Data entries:
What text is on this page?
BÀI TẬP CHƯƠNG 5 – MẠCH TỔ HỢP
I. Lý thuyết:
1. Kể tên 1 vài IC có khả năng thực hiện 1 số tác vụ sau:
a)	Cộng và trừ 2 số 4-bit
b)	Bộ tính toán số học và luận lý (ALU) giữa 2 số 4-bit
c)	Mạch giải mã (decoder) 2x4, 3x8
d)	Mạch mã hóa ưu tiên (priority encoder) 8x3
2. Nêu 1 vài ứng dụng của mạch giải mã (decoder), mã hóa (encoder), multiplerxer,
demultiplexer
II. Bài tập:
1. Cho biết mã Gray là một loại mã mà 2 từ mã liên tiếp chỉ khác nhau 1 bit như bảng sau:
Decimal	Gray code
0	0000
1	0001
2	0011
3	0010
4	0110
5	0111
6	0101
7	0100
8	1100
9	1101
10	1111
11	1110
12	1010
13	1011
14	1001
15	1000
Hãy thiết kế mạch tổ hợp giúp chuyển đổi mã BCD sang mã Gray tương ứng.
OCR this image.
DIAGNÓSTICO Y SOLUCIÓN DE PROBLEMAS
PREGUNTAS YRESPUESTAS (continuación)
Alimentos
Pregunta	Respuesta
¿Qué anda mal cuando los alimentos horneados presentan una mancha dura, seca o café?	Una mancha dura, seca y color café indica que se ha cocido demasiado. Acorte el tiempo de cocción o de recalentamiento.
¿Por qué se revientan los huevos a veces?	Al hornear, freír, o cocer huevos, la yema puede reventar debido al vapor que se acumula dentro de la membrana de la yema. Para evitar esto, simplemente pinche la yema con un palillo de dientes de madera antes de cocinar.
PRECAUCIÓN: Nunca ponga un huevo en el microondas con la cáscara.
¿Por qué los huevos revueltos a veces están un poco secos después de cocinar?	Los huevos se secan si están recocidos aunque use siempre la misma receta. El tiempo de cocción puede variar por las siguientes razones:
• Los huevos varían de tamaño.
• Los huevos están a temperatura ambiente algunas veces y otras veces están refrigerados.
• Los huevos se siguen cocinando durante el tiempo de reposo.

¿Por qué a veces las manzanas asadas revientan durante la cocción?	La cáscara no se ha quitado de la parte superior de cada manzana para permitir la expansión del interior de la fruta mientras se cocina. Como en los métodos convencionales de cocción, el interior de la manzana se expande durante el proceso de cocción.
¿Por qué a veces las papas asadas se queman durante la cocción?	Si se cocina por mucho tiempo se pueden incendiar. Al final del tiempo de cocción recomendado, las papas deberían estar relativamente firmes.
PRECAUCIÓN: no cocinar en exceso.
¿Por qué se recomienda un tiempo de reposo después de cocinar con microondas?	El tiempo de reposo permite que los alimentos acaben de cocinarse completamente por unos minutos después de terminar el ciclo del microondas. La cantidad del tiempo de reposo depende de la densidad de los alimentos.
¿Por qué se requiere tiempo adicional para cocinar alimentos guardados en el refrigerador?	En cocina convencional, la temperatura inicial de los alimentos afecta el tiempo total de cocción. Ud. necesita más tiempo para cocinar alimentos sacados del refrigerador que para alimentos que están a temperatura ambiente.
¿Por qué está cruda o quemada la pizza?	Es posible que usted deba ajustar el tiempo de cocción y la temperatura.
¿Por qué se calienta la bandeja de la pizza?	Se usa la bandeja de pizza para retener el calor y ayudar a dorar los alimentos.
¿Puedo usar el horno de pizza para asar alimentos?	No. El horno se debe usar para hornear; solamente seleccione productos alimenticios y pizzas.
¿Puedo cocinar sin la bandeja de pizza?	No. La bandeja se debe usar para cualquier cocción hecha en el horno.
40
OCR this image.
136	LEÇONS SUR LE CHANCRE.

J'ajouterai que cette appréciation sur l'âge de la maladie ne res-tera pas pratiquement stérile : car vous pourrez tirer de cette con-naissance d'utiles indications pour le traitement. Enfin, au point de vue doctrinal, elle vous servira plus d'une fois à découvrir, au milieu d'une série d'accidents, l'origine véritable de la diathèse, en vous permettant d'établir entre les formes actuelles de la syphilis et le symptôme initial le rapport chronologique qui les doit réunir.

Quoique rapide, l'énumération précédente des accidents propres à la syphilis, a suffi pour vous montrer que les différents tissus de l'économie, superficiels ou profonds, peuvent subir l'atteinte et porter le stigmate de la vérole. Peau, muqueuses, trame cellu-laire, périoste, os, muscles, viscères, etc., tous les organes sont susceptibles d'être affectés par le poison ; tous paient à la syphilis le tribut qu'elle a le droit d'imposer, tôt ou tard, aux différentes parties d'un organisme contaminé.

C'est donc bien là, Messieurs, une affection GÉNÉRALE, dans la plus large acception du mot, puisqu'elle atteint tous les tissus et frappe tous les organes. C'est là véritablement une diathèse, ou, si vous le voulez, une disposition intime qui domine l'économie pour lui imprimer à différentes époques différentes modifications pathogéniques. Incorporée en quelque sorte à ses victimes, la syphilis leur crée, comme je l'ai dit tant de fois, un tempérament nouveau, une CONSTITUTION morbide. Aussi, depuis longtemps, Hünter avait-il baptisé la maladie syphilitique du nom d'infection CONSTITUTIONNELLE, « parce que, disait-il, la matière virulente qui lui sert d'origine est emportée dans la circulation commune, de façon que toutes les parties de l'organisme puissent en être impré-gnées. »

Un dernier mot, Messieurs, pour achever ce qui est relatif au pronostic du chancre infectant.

> EXERCISE OBJECTIVE
Repeat the material above in full, exactly as it stands.

> COMPLETED EXERCISE
What text is on this page?
BÀI TẬP CHƯƠNG 5 – MẠCH TỔ HỢP
I. Lý thuyết:
1. Kể tên 1 vài IC có khả năng thực hiện 1 số tác vụ sau:
a)	Cộng và trừ 2 số 4-bit
b)	Bộ tính toán số học và luận lý (ALU) giữa 2 số 4-bit
c)	Mạch giải mã (decoder) 2x4, 3x8
d)	Mạch mã hóa ưu tiên (priority encoder) 8x3
2. Nêu 1 vài ứng dụng của mạch giải mã (decoder), mã hóa (encoder), multiplerxer,
demultiplexer
II. Bài tập:
1. Cho biết mã Gray là một loại mã mà 2 từ mã liên tiếp chỉ khác nhau 1 bit như bảng sau:
Decimal	Gray code
0	0000
1	0001
2	0011
3	0010
4	0110
5	0111
6	0101
7	0100
8	1100
9	1101
10	1111
11	1110
12	1010
13	1011
14	1001
15	1000
Hãy thiết kế mạch tổ hợp giúp chuyển đổi mã BCD sang mã Gray tương ứng.
OCR this image.
DIAGNÓSTICO Y SOLUCIÓN DE PROBLEMAS
PREGUNTAS YRESPUESTAS (continuación)
Alimentos
Pregunta	Respuesta
¿Qué anda mal cuando los alimentos horneados presentan una mancha dura, seca o café?	Una mancha dura, seca y color café indica que se ha cocido demasiado. Acorte el tiempo de cocción o de recalentamiento.
¿Por qué se revientan los huevos a veces?	Al hornear, freír, o cocer huevos, la yema puede reventar debido al vapor que se acumula dentro de la membrana de la yema. Para evitar esto, simplemente pinche la yema con un palillo de dientes de madera antes de cocinar.
PRECAUCIÓN: Nunca ponga un huevo en el microondas con la cáscara.
¿Por qué los huevos revueltos a veces están un poco secos después de cocinar?	Los huevos se secan si están recocidos aunque use siempre la misma receta. El tiempo de cocción puede variar por las siguientes razones:
• Los huevos varían de tamaño.
• Los huevos están a temperatura ambiente algunas veces y otras veces están refrigerados.
• Los huevos se siguen cocinando durante el tiempo de reposo.

¿Por qué a veces las manzanas asadas revientan durante la cocción?	La cáscara no se ha quitado de la parte superior de cada manzana para permitir la expansión del interior de la fruta mientras se cocina. Como en los métodos convencionales de cocción, el interior de la manzana se expande durante el proceso de cocción.
¿Por qué a veces las papas asadas se queman durante la cocción?	Si se cocina por mucho tiempo se pueden incendiar. Al final del tiempo de cocción recomendado, las papas deberían estar relativamente firmes.
PRECAUCIÓN: no cocinar en exceso.
¿Por qué se recomienda un tiempo de reposo después de cocinar con microondas?	El tiempo de reposo permite que los alimentos acaben de cocinarse completamente por unos minutos después de terminar el ciclo del microondas. La cantidad del tiempo de reposo depende de la densidad de los alimentos.
¿Por qué se requiere tiempo adicional para cocinar alimentos guardados en el refrigerador?	En cocina convencional, la temperatura inicial de los alimentos afecta el tiempo total de cocción. Ud. necesita más tiempo para cocinar alimentos sacados del refrigerador que para alimentos que están a temperatura ambiente.
¿Por qué está cruda o quemada la pizza?	Es posible que usted deba ajustar el tiempo de cocción y la temperatura.
¿Por qué se calienta la bandeja de la pizza?	Se usa la bandeja de pizza para retener el calor y ayudar a dorar los alimentos.
¿Puedo usar el horno de pizza para asar alimentos?	No. El horno se debe usar para hornear; solamente seleccione productos alimenticios y pizzas.
¿Puedo cocinar sin la bandeja de pizza?	No. La bandeja se debe usar para cualquier cocción hecha en el horno.
40
OCR this image.
136	LEÇONS SUR LE CHANCRE.

J'ajouterai que cette appréciation sur l'âge de la maladie ne res-tera pas pratiquement stérile : car vous pourrez tirer de cette con-naissance d'utiles indications pour le traitement. Enfin, au point de vue doctrinal, elle vous servira plus d'une fois à découvrir, au milieu d'une série d'accidents, l'origine véritable de la diathèse, en vous permettant d'établir entre les formes actuelles de la syphilis et le symptôme initial le rapport chronologique qui les doit réunir.

Quoique rapide, l'énumération précédente des accidents propres à la syphilis, a suffi pour vous montrer que les différents tissus de l'économie, superficiels ou profonds, peuvent subir l'atteinte et porter le stigmate de la vérole. Peau, muqueuses, trame cellu-laire, périoste, os, muscles, viscères, etc., tous les organes sont susceptibles d'être affectés par le poison ; tous paient à la syphilis le tribut qu'elle a le droit d'imposer, tôt ou tard, aux différentes parties d'un organisme contaminé.

C'est donc bien là, Messieurs, une affection GÉNÉRALE, dans la plus large acception du mot, puisqu'elle atteint tous les tissus et frappe tous les organes. C'est là véritablement une diathèse, ou, si vous le voulez, une disposition intime qui domine l'économie pour lui imprimer à différentes époques différentes modifications pathogéniques. Incorporée en quelque sorte à ses victimes, la syphilis leur crée, comme je l'ai dit tant de fois, un tempérament nouveau, une CONSTITUTION morbide. Aussi, depuis longtemps, Hünter avait-il baptisé la maladie syphilitique du nom d'infection CONSTITUTIONNELLE, « parce que, disait-il, la matière virulente qui lui sert d'origine est emportée dans la circulation commune, de façon que toutes les parties de l'organisme puissent en être impré-gnées. »

Un dernier mot, Messieurs, pour achever ce qui est relatif au pronostic du chancre infectant.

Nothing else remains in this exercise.